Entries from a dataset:
>>>
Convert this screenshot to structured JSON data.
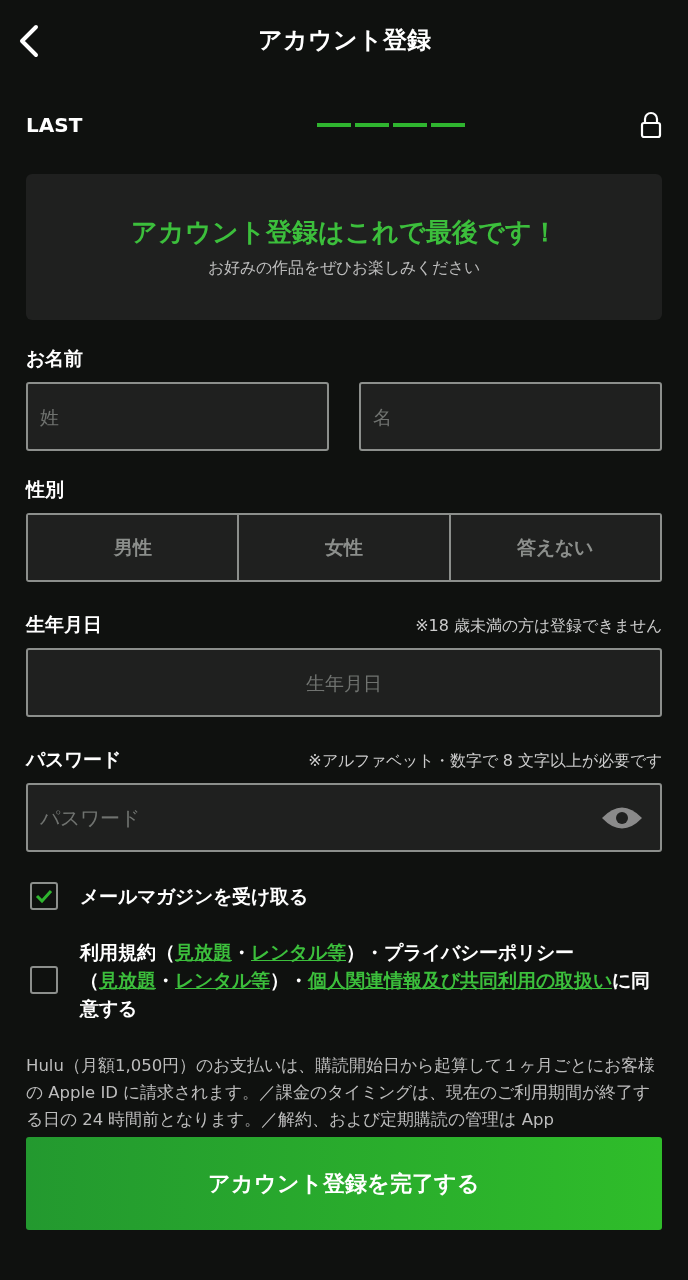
{
  "header": {
    "title": "アカウント登録"
  },
  "progress": {
    "label": "LAST",
    "steps": [
      {
        "done": true
      },
      {
        "done": true
      },
      {
        "done": true
      },
      {
        "done": true
      }
    ]
  },
  "banner": {
    "title": "アカウント登録はこれで最後です！",
    "subtitle": "お好みの作品をぜひお楽しみください"
  },
  "name": {
    "label": "お名前",
    "fields": [
      {
        "placeholder": "姓"
      },
      {
        "placeholder": "名"
      }
    ]
  },
  "gender": {
    "label": "性別",
    "options": [
      {
        "label": "男性",
        "selected": false
      },
      {
        "label": "女性",
        "selected": false
      },
      {
        "label": "答えない",
        "selected": false
      }
    ]
  },
  "birthday": {
    "label": "生年月日",
    "note": "※18 歳未満の方は登録できません",
    "placeholder": "生年月日"
  },
  "password": {
    "label": "パスワード",
    "note": "※アルファベット・数字で 8 文字以上が必要です",
    "placeholder": "パスワード"
  },
  "newsletter": {
    "label": "メールマガジンを受け取る",
    "checked": true
  },
  "agreement": {
    "checked": false,
    "segments": [
      {
        "text": "利用規約（",
        "link": false
      },
      {
        "text": "見放題",
        "link": true
      },
      {
        "text": "・",
        "link": false
      },
      {
        "text": "レンタル等",
        "link": true
      },
      {
        "text": "）・プライバシーポリシー（",
        "link": false
      },
      {
        "text": "見放題",
        "link": true
      },
      {
        "text": "・",
        "link": false
      },
      {
        "text": "レンタル等",
        "link": true
      },
      {
        "text": "）・",
        "link": false
      },
      {
        "text": "個人関連情報及び共同利用の取扱い",
        "link": true
      },
      {
        "text": "に同意する",
        "link": false
      }
    ]
  },
  "notice": "Hulu（月額1,050円）のお支払いは、購読開始日から起算して１ヶ月ごとにお客様の Apple ID に請求されます。／課金のタイミングは、現在のご利用期間が終了する日の 24 時間前となります。／解約、および定期購読の管理は App",
  "submit": "アカウント登録を完了する"
}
<<<
Write out every line above exactly as it is, leaving out the pictures.

__Result of this task__:
Convert this screenshot to structured JSON data.
{
  "header": {
    "title": "アカウント登録"
  },
  "progress": {
    "label": "LAST",
    "steps": [
      {
        "done": true
      },
      {
        "done": true
      },
      {
        "done": true
      },
      {
        "done": true
      }
    ]
  },
  "banner": {
    "title": "アカウント登録はこれで最後です！",
    "subtitle": "お好みの作品をぜひお楽しみください"
  },
  "name": {
    "label": "お名前",
    "fields": [
      {
        "placeholder": "姓"
      },
      {
        "placeholder": "名"
      }
    ]
  },
  "gender": {
    "label": "性別",
    "options": [
      {
        "label": "男性",
        "selected": false
      },
      {
        "label": "女性",
        "selected": false
      },
      {
        "label": "答えない",
        "selected": false
      }
    ]
  },
  "birthday": {
    "label": "生年月日",
    "note": "※18 歳未満の方は登録できません",
    "placeholder": "生年月日"
  },
  "password": {
    "label": "パスワード",
    "note": "※アルファベット・数字で 8 文字以上が必要です",
    "placeholder": "パスワード"
  },
  "newsletter": {
    "label": "メールマガジンを受け取る",
    "checked": true
  },
  "agreement": {
    "checked": false,
    "segments": [
      {
        "text": "利用規約（",
        "link": false
      },
      {
        "text": "見放題",
        "link": true
      },
      {
        "text": "・",
        "link": false
      },
      {
        "text": "レンタル等",
        "link": true
      },
      {
        "text": "）・プライバシーポリシー（",
        "link": false
      },
      {
        "text": "見放題",
        "link": true
      },
      {
        "text": "・",
        "link": false
      },
      {
        "text": "レンタル等",
        "link": true
      },
      {
        "text": "）・",
        "link": false
      },
      {
        "text": "個人関連情報及び共同利用の取扱い",
        "link": true
      },
      {
        "text": "に同意する",
        "link": false
      }
    ]
  },
  "notice": "Hulu（月額1,050円）のお支払いは、購読開始日から起算して１ヶ月ごとにお客様の Apple ID に請求されます。／課金のタイミングは、現在のご利用期間が終了する日の 24 時間前となります。／解約、および定期購読の管理は App",
  "submit": "アカウント登録を完了する"
}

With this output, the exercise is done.